◆ TASK DETAILS ◆
Tally up the lines carrying the string "screenshot" and respond with only the resulting number.

═════ DATA FOR THE TASK ═════

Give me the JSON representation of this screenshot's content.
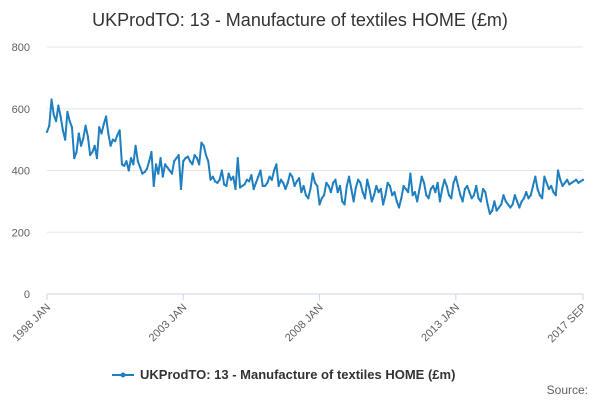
{
  "chart_data": {
    "type": "line",
    "title": "UKProdTO: 13 - Manufacture of textiles HOME (£m)",
    "xlabel": "",
    "ylabel": "",
    "ylim": [
      0,
      800
    ],
    "yticks": [
      "0",
      "200",
      "400",
      "600",
      "800"
    ],
    "x_range": [
      "1998 JAN",
      "2017 SEP"
    ],
    "xticks": [
      {
        "label": "1998 JAN",
        "index": 0
      },
      {
        "label": "2003 JAN",
        "index": 60
      },
      {
        "label": "2008 JAN",
        "index": 120
      },
      {
        "label": "2013 JAN",
        "index": 180
      },
      {
        "label": "2017 SEP",
        "index": 236
      }
    ],
    "grid": "horizontal",
    "legend_position": "bottom-center",
    "series": [
      {
        "name": "UKProdTO: 13 - Manufacture of textiles HOME (£m)",
        "color": "#1f7fbf",
        "start": "1998 JAN",
        "frequency": "monthly",
        "values": [
          525,
          545,
          630,
          580,
          560,
          610,
          575,
          530,
          500,
          590,
          560,
          540,
          440,
          460,
          520,
          480,
          505,
          545,
          510,
          450,
          460,
          480,
          440,
          540,
          520,
          550,
          575,
          520,
          480,
          500,
          495,
          515,
          530,
          420,
          415,
          430,
          400,
          440,
          420,
          480,
          430,
          410,
          390,
          395,
          405,
          430,
          460,
          350,
          420,
          390,
          440,
          380,
          420,
          410,
          400,
          390,
          430,
          440,
          450,
          340,
          430,
          440,
          445,
          430,
          420,
          450,
          440,
          420,
          490,
          480,
          450,
          430,
          370,
          380,
          365,
          360,
          370,
          400,
          355,
          350,
          390,
          370,
          380,
          340,
          440,
          345,
          350,
          355,
          370,
          365,
          385,
          340,
          360,
          380,
          400,
          350,
          350,
          360,
          380,
          370,
          400,
          420,
          350,
          370,
          360,
          340,
          360,
          390,
          380,
          350,
          365,
          375,
          330,
          350,
          320,
          310,
          340,
          390,
          360,
          350,
          290,
          310,
          320,
          360,
          350,
          330,
          360,
          370,
          330,
          350,
          300,
          290,
          350,
          380,
          340,
          300,
          345,
          370,
          360,
          330,
          310,
          370,
          340,
          300,
          320,
          350,
          330,
          340,
          290,
          320,
          360,
          350,
          320,
          330,
          300,
          280,
          310,
          350,
          340,
          330,
          390,
          320,
          330,
          300,
          340,
          380,
          360,
          320,
          310,
          340,
          350,
          330,
          360,
          300,
          340,
          370,
          350,
          320,
          310,
          360,
          380,
          350,
          320,
          300,
          340,
          350,
          330,
          310,
          320,
          350,
          310,
          300,
          340,
          330,
          290,
          260,
          270,
          300,
          270,
          280,
          290,
          320,
          300,
          290,
          280,
          290,
          320,
          300,
          280,
          300,
          310,
          330,
          310,
          320,
          350,
          380,
          340,
          320,
          310,
          380,
          360,
          340,
          350,
          330,
          320,
          400,
          370,
          350,
          360,
          370,
          355,
          360,
          365,
          370,
          360,
          365,
          370
        ]
      }
    ],
    "source_label": "Source:"
  }
}
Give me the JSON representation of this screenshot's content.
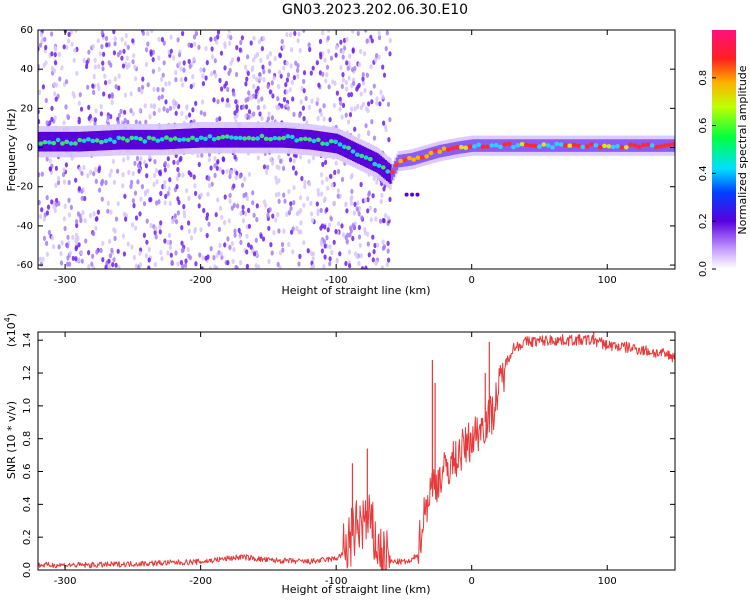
{
  "title": "GN03.2023.202.06.30.E10",
  "colors": {
    "snr_line": "#e83a3a",
    "ridge_dark": "#5a00d8",
    "cloud_purple": "#7a2cf0",
    "background": "#ffffff"
  },
  "chart_data": [
    {
      "type": "heatmap",
      "xlabel": "Height of straight line (km)",
      "ylabel": "Frequency (Hz)",
      "xlim": [
        -320,
        150
      ],
      "ylim": [
        -62,
        60
      ],
      "x_ticks": [
        -300,
        -200,
        -100,
        0,
        100
      ],
      "x_tick_labels": [
        "-300",
        "-200",
        "-100",
        "0",
        "100"
      ],
      "y_ticks": [
        -60,
        -40,
        -20,
        0,
        20,
        40,
        60
      ],
      "y_tick_labels": [
        "-60",
        "-40",
        "-20",
        "0",
        "20",
        "40",
        "60"
      ],
      "colorbar": {
        "label": "Normalized spectral amplitude",
        "range": [
          0,
          1
        ],
        "ticks": [
          0,
          0.2,
          0.4,
          0.6,
          0.8
        ],
        "tick_labels": [
          "0.0",
          "0.2",
          "0.4",
          "0.6",
          "0.8"
        ]
      },
      "ridge": {
        "x": [
          -320,
          -290,
          -260,
          -230,
          -200,
          -170,
          -140,
          -120,
          -100,
          -85,
          -70,
          -60,
          -55,
          -45,
          -35,
          -25,
          -10,
          0,
          20,
          50,
          80,
          110,
          150
        ],
        "y": [
          3,
          3,
          4,
          4,
          5,
          5,
          5,
          4,
          2,
          -3,
          -8,
          -14,
          -7,
          -6,
          -4,
          -2,
          0,
          1,
          1,
          1,
          1,
          1,
          1
        ]
      },
      "noise_region_x": [
        -320,
        -60
      ]
    },
    {
      "type": "line",
      "xlabel": "Height of straight line (km)",
      "ylabel": "SNR (10 * v/v)",
      "multiplier_label": "(x10",
      "multiplier_exp": "4",
      "multiplier_close": ")",
      "xlim": [
        -320,
        150
      ],
      "ylim": [
        0,
        14500
      ],
      "x_ticks": [
        -300,
        -200,
        -100,
        0,
        100
      ],
      "x_tick_labels": [
        "-300",
        "-200",
        "-100",
        "0",
        "100"
      ],
      "y_ticks": [
        0,
        2000,
        4000,
        6000,
        8000,
        10000,
        12000,
        14000
      ],
      "y_tick_labels": [
        "0.0",
        "0.2",
        "0.4",
        "0.6",
        "0.8",
        "1.0",
        "1.2",
        "1.4"
      ],
      "trend": {
        "x": [
          -320,
          -280,
          -240,
          -200,
          -170,
          -150,
          -120,
          -110,
          -100,
          -95,
          -90,
          -85,
          -80,
          -75,
          -70,
          -65,
          -60,
          -55,
          -50,
          -45,
          -40,
          -35,
          -30,
          -25,
          -20,
          -15,
          -10,
          -5,
          0,
          5,
          10,
          15,
          20,
          25,
          30,
          40,
          60,
          90,
          100,
          120,
          150
        ],
        "y": [
          300,
          300,
          400,
          500,
          800,
          600,
          500,
          600,
          700,
          1000,
          1800,
          2500,
          3000,
          2800,
          1500,
          700,
          500,
          500,
          500,
          500,
          1000,
          3500,
          5000,
          5500,
          6000,
          6500,
          7000,
          7500,
          8000,
          8500,
          9000,
          9500,
          11000,
          12500,
          13500,
          13900,
          14000,
          14000,
          13700,
          13500,
          13000
        ]
      },
      "spikes": [
        {
          "x": -88,
          "y": 6500
        },
        {
          "x": -77,
          "y": 7400
        },
        {
          "x": -29,
          "y": 12800
        },
        {
          "x": -27,
          "y": 11400
        },
        {
          "x": 10,
          "y": 12000
        },
        {
          "x": 13,
          "y": 13900
        },
        {
          "x": 90,
          "y": 14500
        }
      ]
    }
  ]
}
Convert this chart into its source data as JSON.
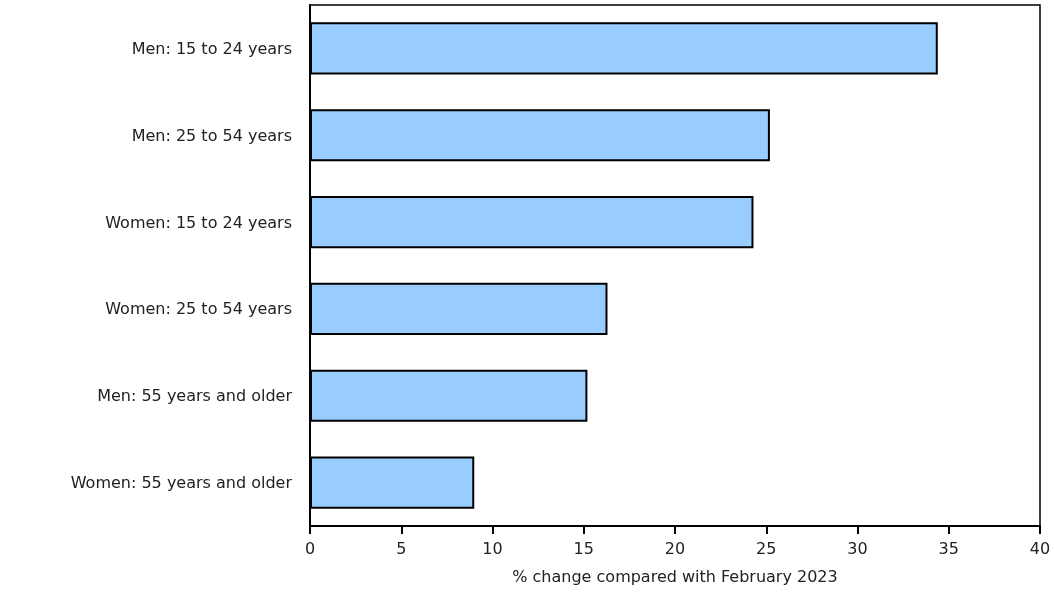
{
  "chart_data": {
    "type": "bar",
    "orientation": "horizontal",
    "xlabel": "% change compared with February 2023",
    "categories": [
      "Men: 15 to 24 years",
      "Men: 25 to 54 years",
      "Women: 15 to 24 years",
      "Women: 25 to 54 years",
      "Men: 55 years and older",
      "Women: 55 years and older"
    ],
    "values": [
      34.4,
      25.2,
      24.3,
      16.3,
      15.2,
      9.0
    ],
    "color": "#99ccff",
    "xlim": [
      0,
      40
    ],
    "xticks": [
      0,
      5,
      10,
      15,
      20,
      25,
      30,
      35,
      40
    ],
    "grid": false
  }
}
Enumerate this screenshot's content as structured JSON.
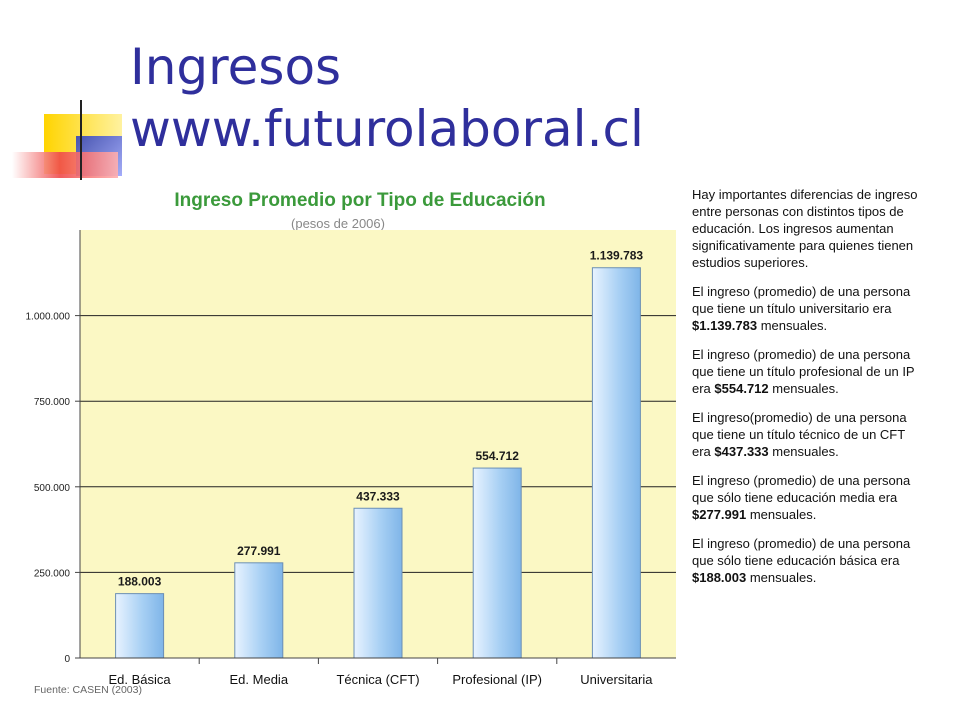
{
  "slide": {
    "title_line1": "Ingresos",
    "title_line2": "www.futurolaboral.cl"
  },
  "colors": {
    "title": "#2f2f9c",
    "chart_title": "#3b9a3b",
    "plot_background": "#fbf8c4",
    "bar": "#a8d0f4",
    "deco_yellow": "#ffd400",
    "deco_red": "#ef4a4a",
    "deco_blue": "#3344bb"
  },
  "chart_data": {
    "type": "bar",
    "title": "Ingreso Promedio por Tipo de Educación",
    "subtitle": "(pesos de 2006)",
    "categories": [
      "Ed. Básica",
      "Ed. Media",
      "Técnica (CFT)",
      "Profesional (IP)",
      "Universitaria"
    ],
    "values": [
      188003,
      277991,
      437333,
      554712,
      1139783
    ],
    "data_labels": [
      "188.003",
      "277.991",
      "437.333",
      "554.712",
      "1.139.783"
    ],
    "y_ticks": [
      0,
      250000,
      500000,
      750000,
      1000000
    ],
    "y_tick_labels": [
      "0",
      "250.000",
      "500.000",
      "750.000",
      "1.000.000"
    ],
    "ylim": [
      0,
      1250000
    ],
    "grid": true,
    "source": "Fuente: CASEN (2003)"
  },
  "sidebar": {
    "intro": "Hay importantes diferencias de ingreso  entre personas con distintos tipos de educación. Los ingresos aumentan significativamente para quienes tienen estudios superiores.",
    "items": [
      {
        "before": "El ingreso (promedio) de una persona que tiene un título universitario era ",
        "amount": "$1.139.783",
        "after": " mensuales."
      },
      {
        "before": "El ingreso (promedio) de una persona que tiene un título profesional de un IP era ",
        "amount": "$554.712",
        "after": " mensuales."
      },
      {
        "before": "El ingreso(promedio) de una persona que tiene un título técnico de un CFT era ",
        "amount": "$437.333",
        "after": " mensuales."
      },
      {
        "before": "El ingreso (promedio) de una persona que sólo tiene educación media  era ",
        "amount": "$277.991",
        "after": " mensuales."
      },
      {
        "before": "El ingreso (promedio) de una persona que sólo tiene educación básica  era ",
        "amount": "$188.003",
        "after": " mensuales."
      }
    ]
  }
}
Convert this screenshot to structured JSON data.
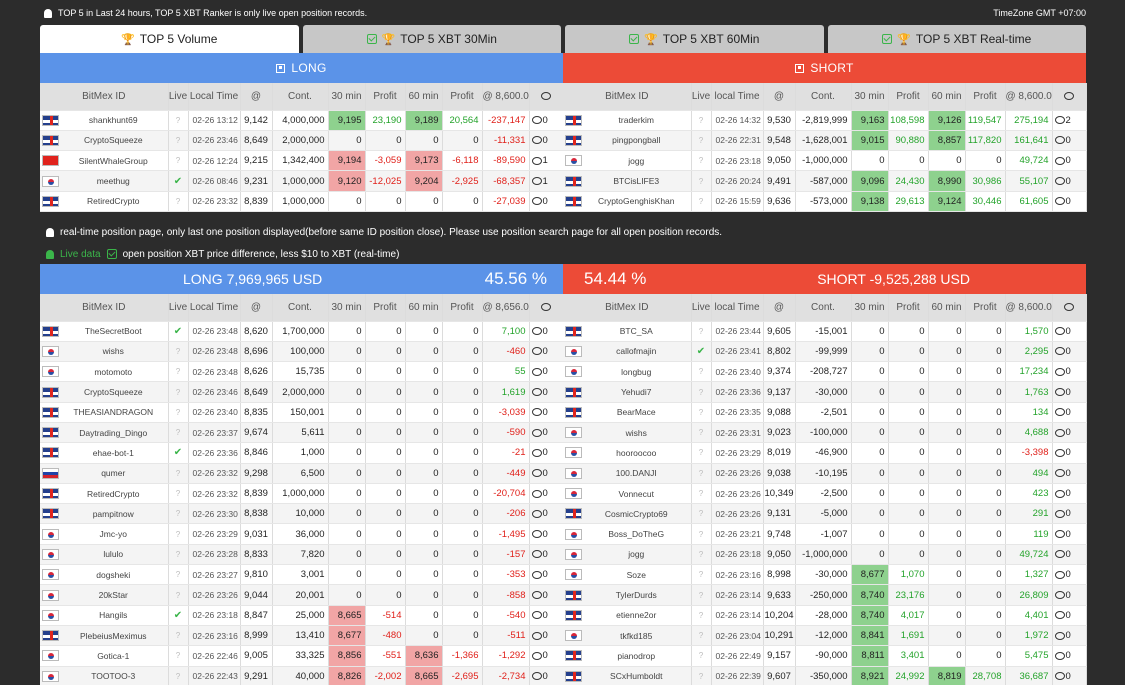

═════

◆ THE REPLY ◆
4